→ **Requirement**: Copy out each line of the material in which the word "byla" appears.

◇ ◇ ◇ ◇ ◇

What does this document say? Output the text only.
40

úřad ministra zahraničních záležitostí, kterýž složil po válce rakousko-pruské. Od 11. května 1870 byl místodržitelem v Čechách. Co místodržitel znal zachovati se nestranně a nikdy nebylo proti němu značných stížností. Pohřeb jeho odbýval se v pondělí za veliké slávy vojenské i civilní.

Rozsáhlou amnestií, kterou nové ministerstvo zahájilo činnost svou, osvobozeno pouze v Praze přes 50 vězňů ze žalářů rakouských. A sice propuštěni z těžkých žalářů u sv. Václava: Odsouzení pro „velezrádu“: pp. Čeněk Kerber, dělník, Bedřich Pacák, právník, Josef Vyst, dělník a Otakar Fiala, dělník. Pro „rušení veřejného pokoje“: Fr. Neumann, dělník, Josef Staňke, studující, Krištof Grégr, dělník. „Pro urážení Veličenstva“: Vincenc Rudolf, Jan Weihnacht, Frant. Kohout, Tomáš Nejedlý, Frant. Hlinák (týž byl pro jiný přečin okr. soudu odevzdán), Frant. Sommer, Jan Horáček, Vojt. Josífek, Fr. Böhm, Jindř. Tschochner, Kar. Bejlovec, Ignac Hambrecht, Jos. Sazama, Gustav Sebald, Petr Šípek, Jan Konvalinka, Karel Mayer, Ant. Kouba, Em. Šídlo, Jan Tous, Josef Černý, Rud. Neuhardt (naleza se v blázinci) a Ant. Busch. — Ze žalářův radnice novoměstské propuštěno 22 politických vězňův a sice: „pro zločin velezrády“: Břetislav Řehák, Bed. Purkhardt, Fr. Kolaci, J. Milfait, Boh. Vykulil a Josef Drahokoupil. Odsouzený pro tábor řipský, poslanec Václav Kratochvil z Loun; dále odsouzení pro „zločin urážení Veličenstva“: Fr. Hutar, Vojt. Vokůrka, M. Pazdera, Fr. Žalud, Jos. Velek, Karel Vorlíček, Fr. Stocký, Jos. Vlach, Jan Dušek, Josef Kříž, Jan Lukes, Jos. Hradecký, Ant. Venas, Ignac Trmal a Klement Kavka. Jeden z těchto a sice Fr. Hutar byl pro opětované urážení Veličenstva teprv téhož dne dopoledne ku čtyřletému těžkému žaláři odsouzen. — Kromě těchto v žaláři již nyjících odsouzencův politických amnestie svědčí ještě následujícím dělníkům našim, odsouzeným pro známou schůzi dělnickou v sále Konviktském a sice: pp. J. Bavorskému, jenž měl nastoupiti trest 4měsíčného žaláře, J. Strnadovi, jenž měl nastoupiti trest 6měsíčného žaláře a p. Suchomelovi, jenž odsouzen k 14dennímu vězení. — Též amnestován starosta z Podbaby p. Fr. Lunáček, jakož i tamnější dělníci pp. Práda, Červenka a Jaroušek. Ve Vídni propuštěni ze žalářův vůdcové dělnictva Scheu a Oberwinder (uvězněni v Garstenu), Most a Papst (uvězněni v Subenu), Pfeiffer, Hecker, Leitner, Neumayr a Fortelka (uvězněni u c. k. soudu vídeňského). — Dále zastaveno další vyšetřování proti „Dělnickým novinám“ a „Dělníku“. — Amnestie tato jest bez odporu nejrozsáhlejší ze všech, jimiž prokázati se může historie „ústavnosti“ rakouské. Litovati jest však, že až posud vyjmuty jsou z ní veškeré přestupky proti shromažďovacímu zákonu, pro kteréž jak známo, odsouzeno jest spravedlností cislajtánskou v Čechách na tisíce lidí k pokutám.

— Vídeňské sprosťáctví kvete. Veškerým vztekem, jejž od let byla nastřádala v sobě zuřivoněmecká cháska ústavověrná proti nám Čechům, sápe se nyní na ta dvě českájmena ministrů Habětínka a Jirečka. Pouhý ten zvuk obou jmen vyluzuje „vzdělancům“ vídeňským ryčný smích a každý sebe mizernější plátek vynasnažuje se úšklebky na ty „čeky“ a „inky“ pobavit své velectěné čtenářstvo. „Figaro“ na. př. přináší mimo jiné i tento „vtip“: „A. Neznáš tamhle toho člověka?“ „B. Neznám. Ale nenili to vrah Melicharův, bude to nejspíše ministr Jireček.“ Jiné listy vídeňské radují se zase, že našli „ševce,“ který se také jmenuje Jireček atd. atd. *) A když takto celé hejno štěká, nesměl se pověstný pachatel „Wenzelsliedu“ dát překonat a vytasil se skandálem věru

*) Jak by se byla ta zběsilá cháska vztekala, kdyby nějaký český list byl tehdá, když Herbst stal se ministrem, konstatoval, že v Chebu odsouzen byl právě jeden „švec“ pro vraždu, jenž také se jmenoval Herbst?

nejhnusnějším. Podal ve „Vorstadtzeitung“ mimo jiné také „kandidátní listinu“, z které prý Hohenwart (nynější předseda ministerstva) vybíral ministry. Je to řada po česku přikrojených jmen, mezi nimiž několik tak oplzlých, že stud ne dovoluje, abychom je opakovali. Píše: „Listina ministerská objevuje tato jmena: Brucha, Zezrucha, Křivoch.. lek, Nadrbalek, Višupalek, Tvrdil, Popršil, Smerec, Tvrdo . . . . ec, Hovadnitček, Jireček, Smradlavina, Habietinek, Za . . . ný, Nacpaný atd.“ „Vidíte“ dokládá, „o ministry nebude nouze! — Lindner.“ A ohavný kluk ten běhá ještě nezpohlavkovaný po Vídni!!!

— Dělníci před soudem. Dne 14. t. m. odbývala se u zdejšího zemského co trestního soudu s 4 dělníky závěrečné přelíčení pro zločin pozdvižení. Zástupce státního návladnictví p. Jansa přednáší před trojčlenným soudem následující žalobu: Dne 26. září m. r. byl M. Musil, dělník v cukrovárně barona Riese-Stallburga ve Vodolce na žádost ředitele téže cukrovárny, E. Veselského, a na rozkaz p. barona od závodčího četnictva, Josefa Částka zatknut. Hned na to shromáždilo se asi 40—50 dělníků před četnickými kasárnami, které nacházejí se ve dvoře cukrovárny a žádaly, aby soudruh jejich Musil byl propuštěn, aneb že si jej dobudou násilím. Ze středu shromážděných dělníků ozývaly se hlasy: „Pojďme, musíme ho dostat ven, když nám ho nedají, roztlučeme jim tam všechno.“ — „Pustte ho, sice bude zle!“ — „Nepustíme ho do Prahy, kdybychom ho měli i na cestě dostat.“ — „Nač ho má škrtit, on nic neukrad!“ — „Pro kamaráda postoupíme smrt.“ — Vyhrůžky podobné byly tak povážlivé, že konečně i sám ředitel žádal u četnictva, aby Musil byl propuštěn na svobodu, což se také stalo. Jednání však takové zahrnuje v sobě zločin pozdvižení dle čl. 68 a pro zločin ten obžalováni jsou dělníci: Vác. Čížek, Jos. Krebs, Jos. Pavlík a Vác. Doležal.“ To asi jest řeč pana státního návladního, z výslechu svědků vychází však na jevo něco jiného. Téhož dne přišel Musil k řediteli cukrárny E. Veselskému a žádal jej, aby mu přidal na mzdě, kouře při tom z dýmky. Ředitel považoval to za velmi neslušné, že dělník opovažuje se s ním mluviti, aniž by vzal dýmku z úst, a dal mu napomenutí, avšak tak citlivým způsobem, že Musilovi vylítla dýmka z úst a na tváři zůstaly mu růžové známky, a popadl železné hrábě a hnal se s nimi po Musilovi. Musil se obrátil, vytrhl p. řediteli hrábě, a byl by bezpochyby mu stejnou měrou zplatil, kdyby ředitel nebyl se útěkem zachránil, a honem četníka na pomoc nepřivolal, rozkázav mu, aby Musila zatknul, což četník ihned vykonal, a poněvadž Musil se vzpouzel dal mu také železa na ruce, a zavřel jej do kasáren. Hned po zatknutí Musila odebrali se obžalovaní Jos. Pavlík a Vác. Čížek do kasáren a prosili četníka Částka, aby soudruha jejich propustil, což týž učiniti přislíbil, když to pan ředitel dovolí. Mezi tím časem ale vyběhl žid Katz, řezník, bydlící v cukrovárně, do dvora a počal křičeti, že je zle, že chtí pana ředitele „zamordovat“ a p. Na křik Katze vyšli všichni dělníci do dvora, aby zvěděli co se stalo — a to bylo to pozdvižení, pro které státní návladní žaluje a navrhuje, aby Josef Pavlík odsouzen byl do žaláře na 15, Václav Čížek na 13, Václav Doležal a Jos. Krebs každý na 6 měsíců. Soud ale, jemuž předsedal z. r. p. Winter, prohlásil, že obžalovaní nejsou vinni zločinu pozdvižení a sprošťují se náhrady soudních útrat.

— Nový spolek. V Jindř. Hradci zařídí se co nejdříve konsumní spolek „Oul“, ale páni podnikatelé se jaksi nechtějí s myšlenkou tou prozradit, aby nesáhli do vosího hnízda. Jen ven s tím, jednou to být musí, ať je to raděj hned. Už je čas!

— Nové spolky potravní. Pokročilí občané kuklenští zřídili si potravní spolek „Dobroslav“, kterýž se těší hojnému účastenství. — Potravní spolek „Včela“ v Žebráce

◇ ◇ ◇ ◇ ◇

→ **Exercise result**:
— Vídeňské sprosťáctví kvete. Veškerým vztekem, jejž od let byla nastřádala v sobě zuřivoněmecká cháska ústavověrná proti nám Čechům, sápe se nyní na ta dvě českájmena ministrů Habětínka a Jirečka. Pouhý ten zvuk obou jmen vyluzuje „vzdělancům“ vídeňským ryčný smích a každý sebe mizernější plátek vynasnažuje se úšklebky na ty „čeky“ a „inky“ pobavit své velectěné čtenářstvo. „Figaro“ na. př. přináší mimo jiné i tento „vtip“: „A. Neznáš tamhle toho člověka?“ „B. Neznám. Ale nenili to vrah Melicharův, bude to nejspíše ministr Jireček.“ Jiné listy vídeňské radují se zase, že našli „ševce,“ který se také jmenuje Jireček atd. atd. *) A když takto celé hejno štěká, nesměl se pověstný pachatel „Wenzelsliedu“ dát překonat a vytasil se skandálem věru
*) Jak by se byla ta zběsilá cháska vztekala, kdyby nějaký český list byl tehdá, když Herbst stal se ministrem, konstatoval, že v Chebu odsouzen byl právě jeden „švec“ pro vraždu, jenž také se jmenoval Herbst?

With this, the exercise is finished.